** Begin Data listing **

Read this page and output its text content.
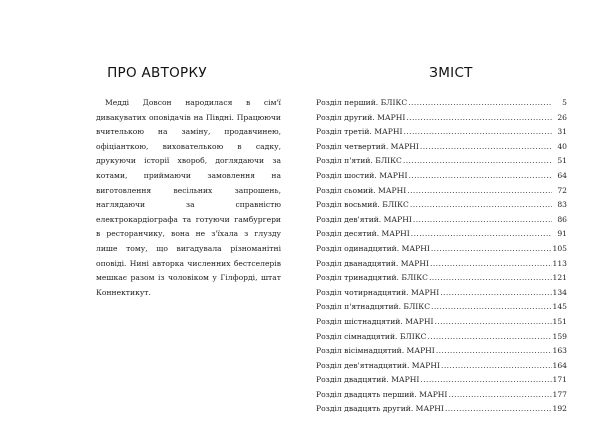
ПРО АВТОРКУ

Медді Довсон народилася в сім'ї дивакуватих оповідачів на Півдні. Працюючи вчителькою на заміну, продавчинею, офіціанткою, вихователькою в садку, друкуючи історії хвороб, доглядаючи за котами, приймаючи замовлення на виготовлення весільних запрошень, наглядаючи за справністю електрокардіографа та готуючи гамбургери в ресторанчику, вона не з'їхала з глузду лише тому, що вигадувала різноманітні оповіді. Нині авторка численних бестселерів мешкає разом із чоловіком у Гілфорді, штат Коннектикут.

ЗМІСТ
Розділ перший. БЛІКС .....	5
Розділ другий. МАРНІ .....	26
Розділ третій. МАРНІ .....	31
Розділ четвертий. МАРНІ .....	40
Розділ п'ятий. БЛІКС .....	51
Розділ шостий. МАРНІ .....	64
Розділ сьомий. МАРНІ .....	72
Розділ восьмий. БЛІКС .....	83
Розділ дев'ятий. МАРНІ .....	86
Розділ десятий. МАРНІ .....	91
Розділ одинадцятий. МАРНІ .....	105
Розділ дванадцятий. МАРНІ .....	113
Розділ тринадцятий. БЛІКС .....	121
Розділ чотирнадцятий. МАРНІ .....	134
Розділ п'ятнадцятий. БЛІКС .....	145
Розділ шістнадцятий. МАРНІ .....	151
Розділ сімнадцятий. БЛІКС .....	159
Розділ вісімнадцятий. МАРНІ .....	163
Розділ дев'ятнадцятий. МАРНІ .....	164
Розділ двадцятий. МАРНІ .....	171
Розділ двадцять перший. МАРНІ .....	177
Розділ двадцять другий. МАРНІ .....	192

** End Data listing **

What is asked — Print every entry above again without changing a word, and omit the pictures.

The completed task —
Read this page and output its text content.
ПРО АВТОРКУ

Медді Довсон народилася в сім'ї дивакуватих оповідачів на Півдні. Працюючи вчителькою на заміну, продавчинею, офіціанткою, вихователькою в садку, друкуючи історії хвороб, доглядаючи за котами, приймаючи замовлення на виготовлення весільних запрошень, наглядаючи за справністю електрокардіографа та готуючи гамбургери в ресторанчику, вона не з'їхала з глузду лише тому, що вигадувала різноманітні оповіді. Нині авторка численних бестселерів мешкає разом із чоловіком у Гілфорді, штат Коннектикут.

ЗМІСТ
Розділ перший. БЛІКС .....	5
Розділ другий. МАРНІ .....	26
Розділ третій. МАРНІ .....	31
Розділ четвертий. МАРНІ .....	40
Розділ п'ятий. БЛІКС .....	51
Розділ шостий. МАРНІ .....	64
Розділ сьомий. МАРНІ .....	72
Розділ восьмий. БЛІКС .....	83
Розділ дев'ятий. МАРНІ .....	86
Розділ десятий. МАРНІ .....	91
Розділ одинадцятий. МАРНІ .....	105
Розділ дванадцятий. МАРНІ .....	113
Розділ тринадцятий. БЛІКС .....	121
Розділ чотирнадцятий. МАРНІ .....	134
Розділ п'ятнадцятий. БЛІКС .....	145
Розділ шістнадцятий. МАРНІ .....	151
Розділ сімнадцятий. БЛІКС .....	159
Розділ вісімнадцятий. МАРНІ .....	163
Розділ дев'ятнадцятий. МАРНІ .....	164
Розділ двадцятий. МАРНІ .....	171
Розділ двадцять перший. МАРНІ .....	177
Розділ двадцять другий. МАРНІ .....	192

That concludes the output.